━━━ THE RECORDS
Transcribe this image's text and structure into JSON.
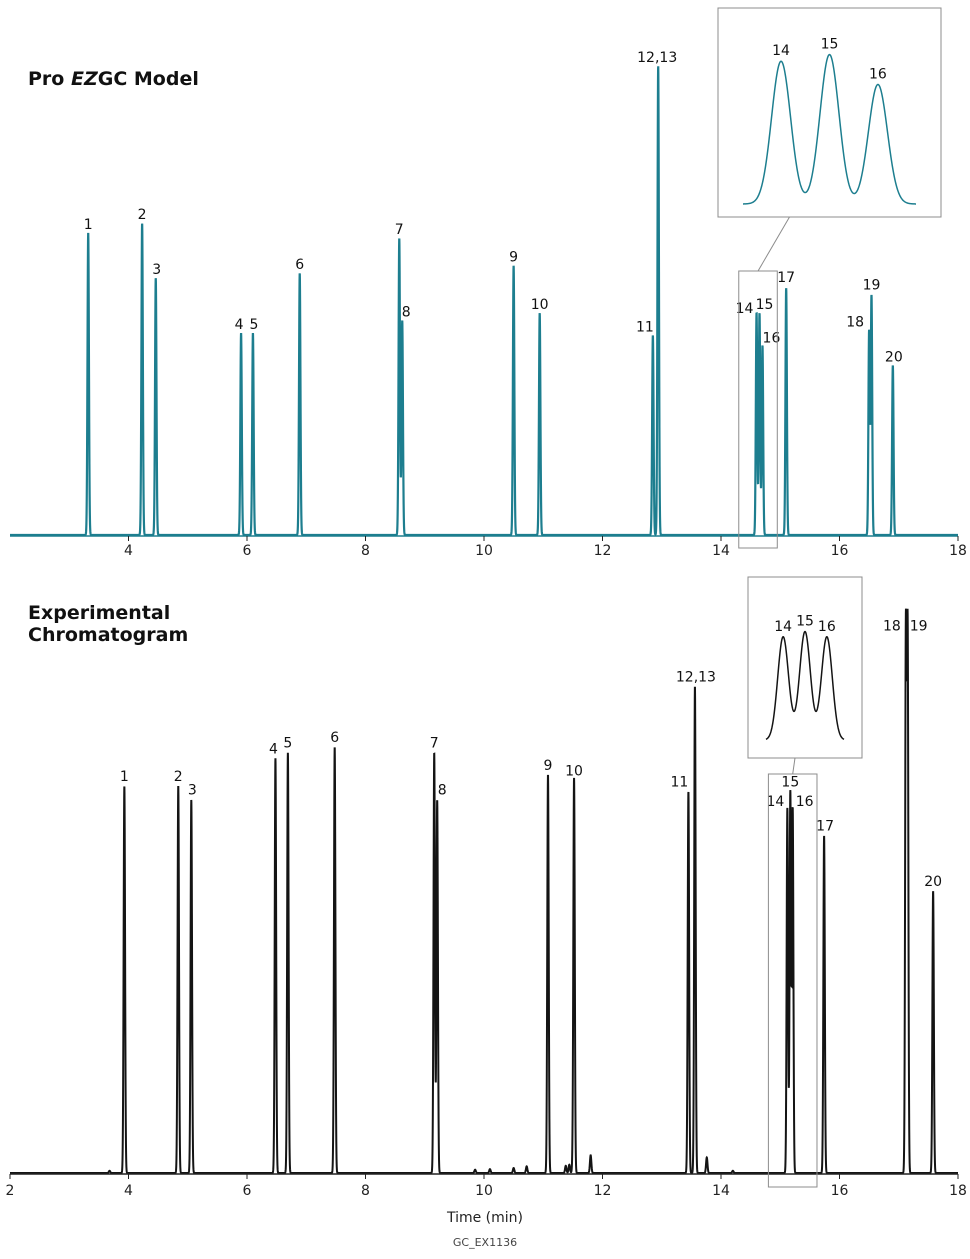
{
  "figure_code": "GC_EX1136",
  "colors": {
    "model": "#1d7e8f",
    "experimental": "#141414",
    "inset_box": "#8c8c8c"
  },
  "chart_data": [
    {
      "type": "line",
      "title_prefix": "Pro ",
      "title_italic": "EZ",
      "title_suffix": "GC Model",
      "xlabel": "",
      "xlim": [
        2,
        18
      ],
      "xticks": [
        4,
        6,
        8,
        10,
        12,
        14,
        16,
        18
      ],
      "ylim": [
        0,
        100
      ],
      "grid": false,
      "peaks": [
        {
          "label": "1",
          "x": 3.32,
          "y": 60.5
        },
        {
          "label": "2",
          "x": 4.23,
          "y": 62.5
        },
        {
          "label": "3",
          "x": 4.46,
          "y": 51.5
        },
        {
          "label": "4",
          "x": 5.9,
          "y": 40.5
        },
        {
          "label": "5",
          "x": 6.1,
          "y": 40.5
        },
        {
          "label": "6",
          "x": 6.89,
          "y": 52.5
        },
        {
          "label": "7",
          "x": 8.57,
          "y": 59.5
        },
        {
          "label": "8",
          "x": 8.62,
          "y": 43.0
        },
        {
          "label": "9",
          "x": 10.5,
          "y": 54.0
        },
        {
          "label": "10",
          "x": 10.94,
          "y": 44.5
        },
        {
          "label": "11",
          "x": 12.85,
          "y": 40.0
        },
        {
          "label": "12,13",
          "x": 12.94,
          "y": 94.0
        },
        {
          "label": "14",
          "x": 14.6,
          "y": 44.5
        },
        {
          "label": "15",
          "x": 14.65,
          "y": 44.5
        },
        {
          "label": "16",
          "x": 14.7,
          "y": 38.0
        },
        {
          "label": "17",
          "x": 15.1,
          "y": 49.5
        },
        {
          "label": "18",
          "x": 16.5,
          "y": 41.0
        },
        {
          "label": "19",
          "x": 16.54,
          "y": 48.0
        },
        {
          "label": "20",
          "x": 16.9,
          "y": 34.0
        }
      ],
      "inset": {
        "labels": [
          "14",
          "15",
          "16"
        ],
        "heights": [
          86,
          90,
          72
        ],
        "source_x_range": [
          14.3,
          14.95
        ]
      }
    },
    {
      "type": "line",
      "title": "Experimental Chromatogram",
      "title_line1": "Experimental",
      "title_line2": "Chromatogram",
      "xlabel": "Time (min)",
      "xlim": [
        2,
        18
      ],
      "xticks": [
        2,
        4,
        6,
        8,
        10,
        12,
        14,
        16,
        18
      ],
      "ylim": [
        0,
        100
      ],
      "grid": false,
      "peaks": [
        {
          "label": "1",
          "x": 3.93,
          "y": 70.0
        },
        {
          "label": "2",
          "x": 4.84,
          "y": 70.0
        },
        {
          "label": "3",
          "x": 5.06,
          "y": 67.5
        },
        {
          "label": "4",
          "x": 6.48,
          "y": 75.0
        },
        {
          "label": "5",
          "x": 6.69,
          "y": 76.0
        },
        {
          "label": "6",
          "x": 7.48,
          "y": 77.0
        },
        {
          "label": "7",
          "x": 9.16,
          "y": 76.0
        },
        {
          "label": "8",
          "x": 9.21,
          "y": 67.5
        },
        {
          "label": "9",
          "x": 11.08,
          "y": 72.0
        },
        {
          "label": "10",
          "x": 11.52,
          "y": 71.0
        },
        {
          "label": "11",
          "x": 13.45,
          "y": 69.0
        },
        {
          "label": "12,13",
          "x": 13.56,
          "y": 88.0
        },
        {
          "label": "14",
          "x": 15.12,
          "y": 66.0
        },
        {
          "label": "15",
          "x": 15.17,
          "y": 69.0
        },
        {
          "label": "16",
          "x": 15.21,
          "y": 66.0
        },
        {
          "label": "17",
          "x": 15.74,
          "y": 61.0
        },
        {
          "label": "18",
          "x": 17.12,
          "y": 97.0
        },
        {
          "label": "19",
          "x": 17.15,
          "y": 97.0
        },
        {
          "label": "20",
          "x": 17.58,
          "y": 51.0
        }
      ],
      "minor_peaks": [
        {
          "x": 3.68,
          "y": 0.4
        },
        {
          "x": 9.85,
          "y": 0.6
        },
        {
          "x": 10.1,
          "y": 0.7
        },
        {
          "x": 10.5,
          "y": 0.9
        },
        {
          "x": 10.72,
          "y": 1.2
        },
        {
          "x": 11.38,
          "y": 1.3
        },
        {
          "x": 11.44,
          "y": 1.5
        },
        {
          "x": 11.5,
          "y": 1.8
        },
        {
          "x": 11.8,
          "y": 3.2
        },
        {
          "x": 13.76,
          "y": 2.8
        },
        {
          "x": 14.2,
          "y": 0.4
        }
      ],
      "inset": {
        "labels": [
          "14",
          "15",
          "16"
        ],
        "heights": [
          80,
          84,
          80
        ],
        "source_x_range": [
          14.8,
          15.62
        ]
      }
    }
  ]
}
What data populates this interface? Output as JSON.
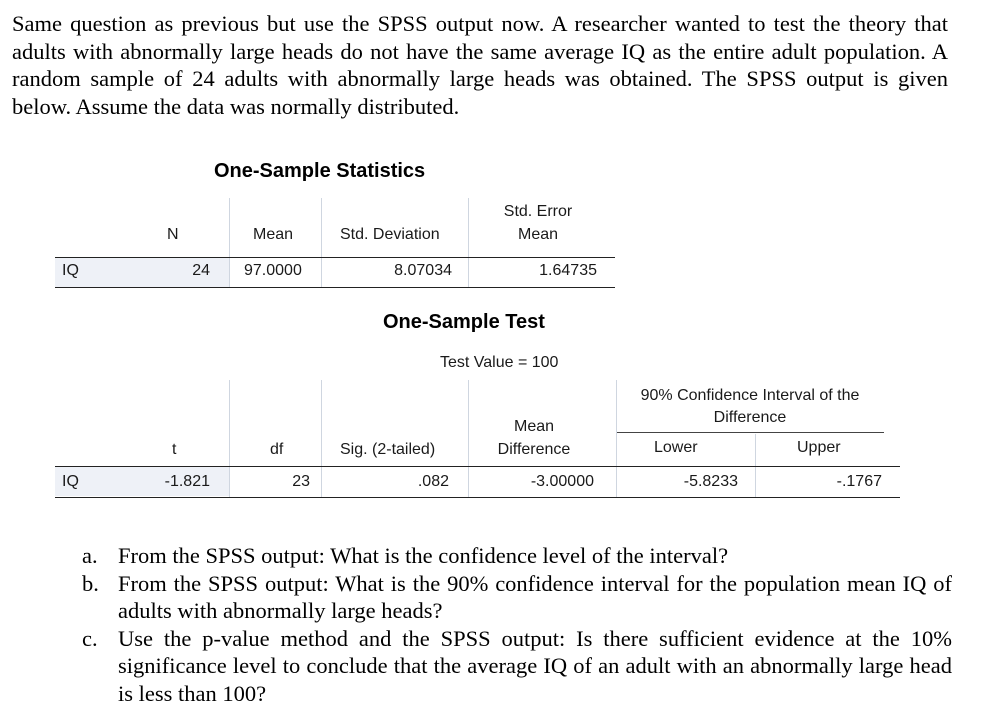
{
  "intro": "Same question as previous but use the SPSS output now. A researcher wanted to test the theory that adults with abnormally large heads do not have the same average IQ as the entire adult population. A random sample of 24 adults with abnormally large heads was obtained. The SPSS output is given below. Assume the data was normally distributed.",
  "stats": {
    "title": "One-Sample Statistics",
    "headers": {
      "n": "N",
      "mean": "Mean",
      "sd": "Std. Deviation",
      "se_top": "Std. Error",
      "se_bottom": "Mean"
    },
    "row": {
      "label": "IQ",
      "n": "24",
      "mean": "97.0000",
      "sd": "8.07034",
      "se": "1.64735"
    }
  },
  "test": {
    "title": "One-Sample Test",
    "test_value": "Test Value = 100",
    "ci_header_line1": "90% Confidence Interval of the",
    "ci_header_line2": "Difference",
    "headers": {
      "t": "t",
      "df": "df",
      "sig": "Sig. (2-tailed)",
      "md_top": "Mean",
      "md_bottom": "Difference",
      "lower": "Lower",
      "upper": "Upper"
    },
    "row": {
      "label": "IQ",
      "t": "-1.821",
      "df": "23",
      "sig": ".082",
      "md": "-3.00000",
      "lower": "-5.8233",
      "upper": "-.1767"
    }
  },
  "questions": [
    {
      "letter": "a.",
      "text": "From the SPSS output: What is the confidence level of the interval?"
    },
    {
      "letter": "b.",
      "text": "From the SPSS output: What is the 90% confidence interval for the population mean IQ of adults with abnormally large heads?"
    },
    {
      "letter": "c.",
      "text": "Use the p-value method and the SPSS output: Is there sufficient evidence at the 10% significance level to conclude that the average IQ of an adult with an abnormally large head is less than 100?"
    }
  ]
}
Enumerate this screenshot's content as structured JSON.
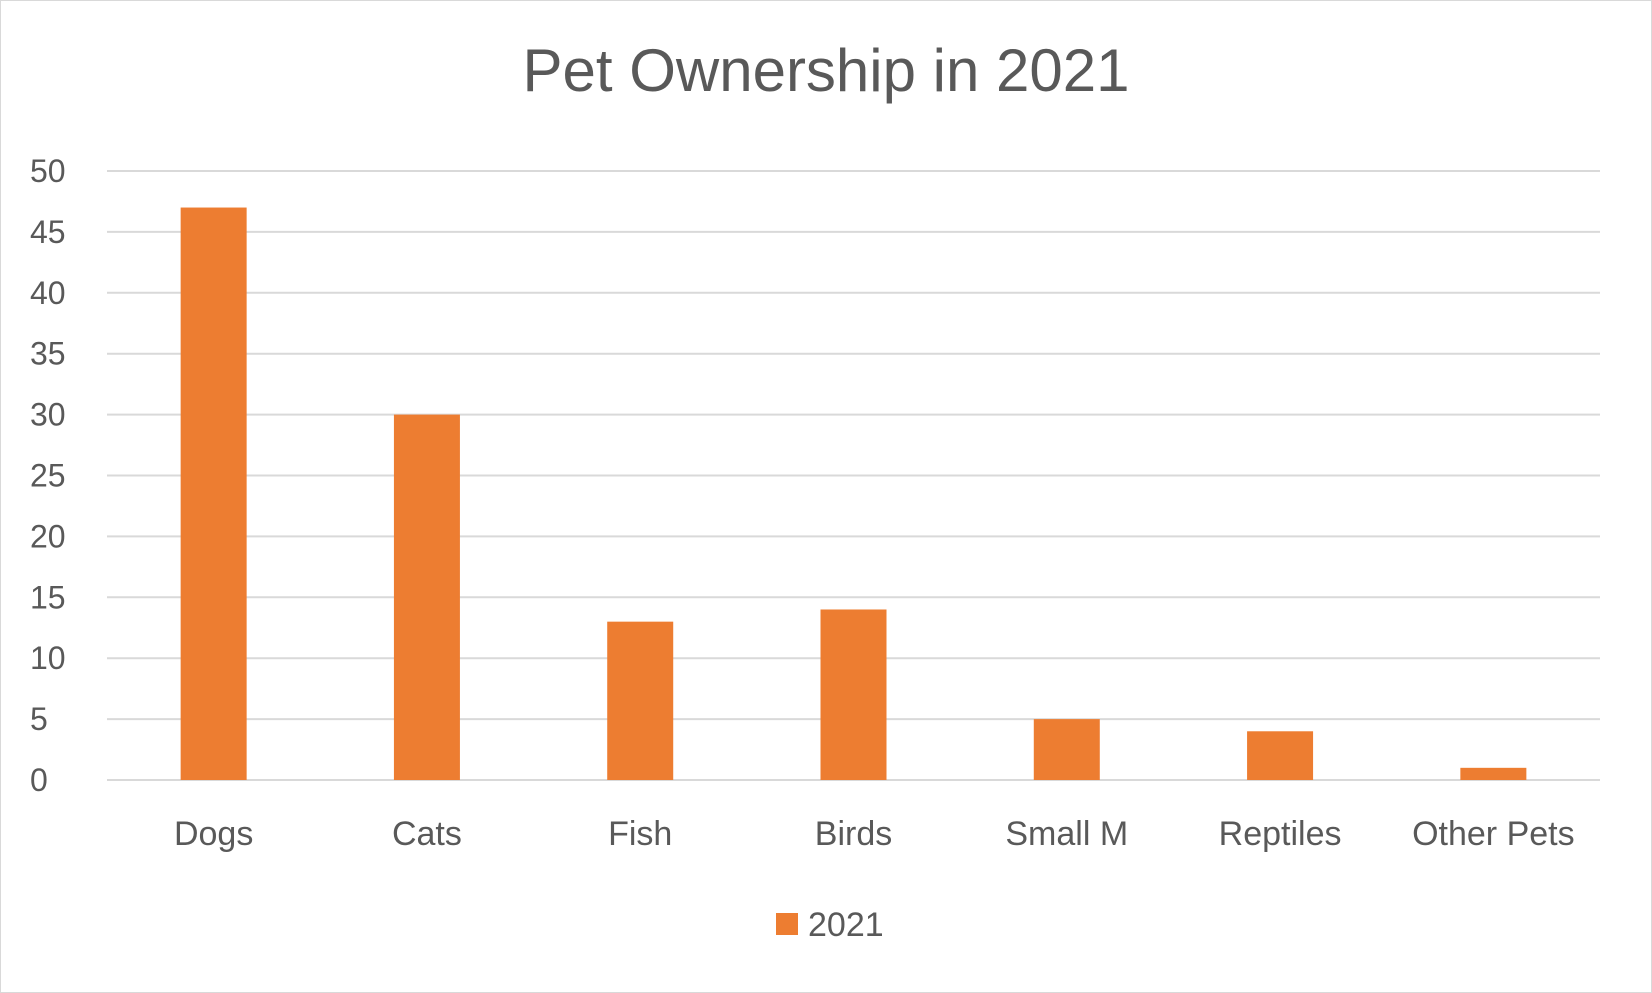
{
  "chart_data": {
    "type": "bar",
    "title": "Pet Ownership in 2021",
    "categories": [
      "Dogs",
      "Cats",
      "Fish",
      "Birds",
      "Small M",
      "Reptiles",
      "Other Pets"
    ],
    "series": [
      {
        "name": "2021",
        "values": [
          47,
          30,
          13,
          14,
          5,
          4,
          1
        ],
        "color": "#ED7D31"
      }
    ],
    "ylim": [
      0,
      50
    ],
    "yticks": [
      0,
      5,
      10,
      15,
      20,
      25,
      30,
      35,
      40,
      45,
      50
    ],
    "grid": true,
    "legend_position": "bottom",
    "xlabel": "",
    "ylabel": ""
  }
}
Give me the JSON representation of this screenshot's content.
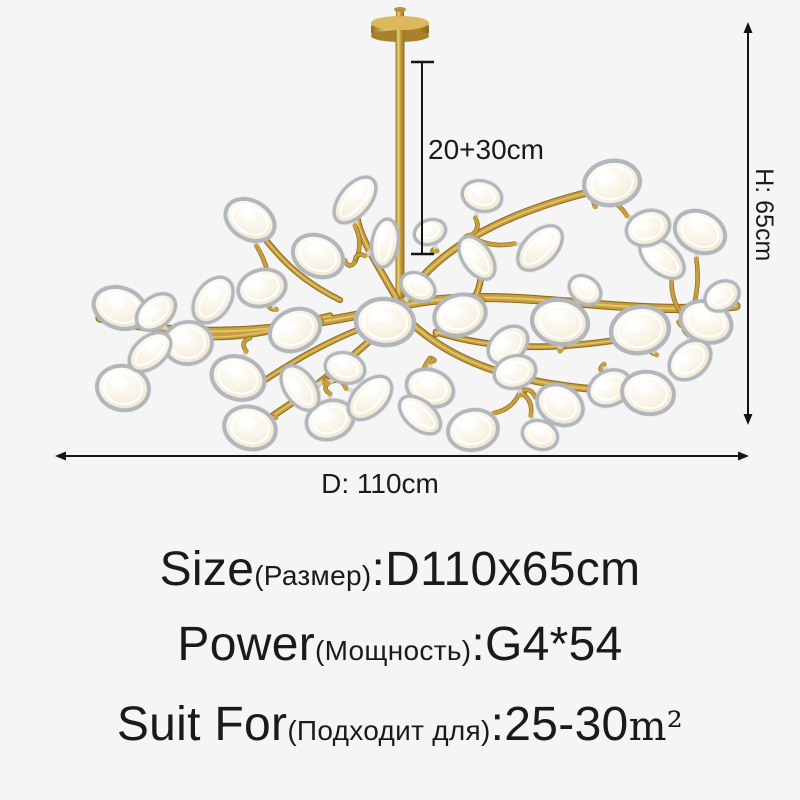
━━━━━━
-- TO BE DONE --
Reply with one number: the count of lines in the entries that include the word "adults".

-- FINISHED TASK --
2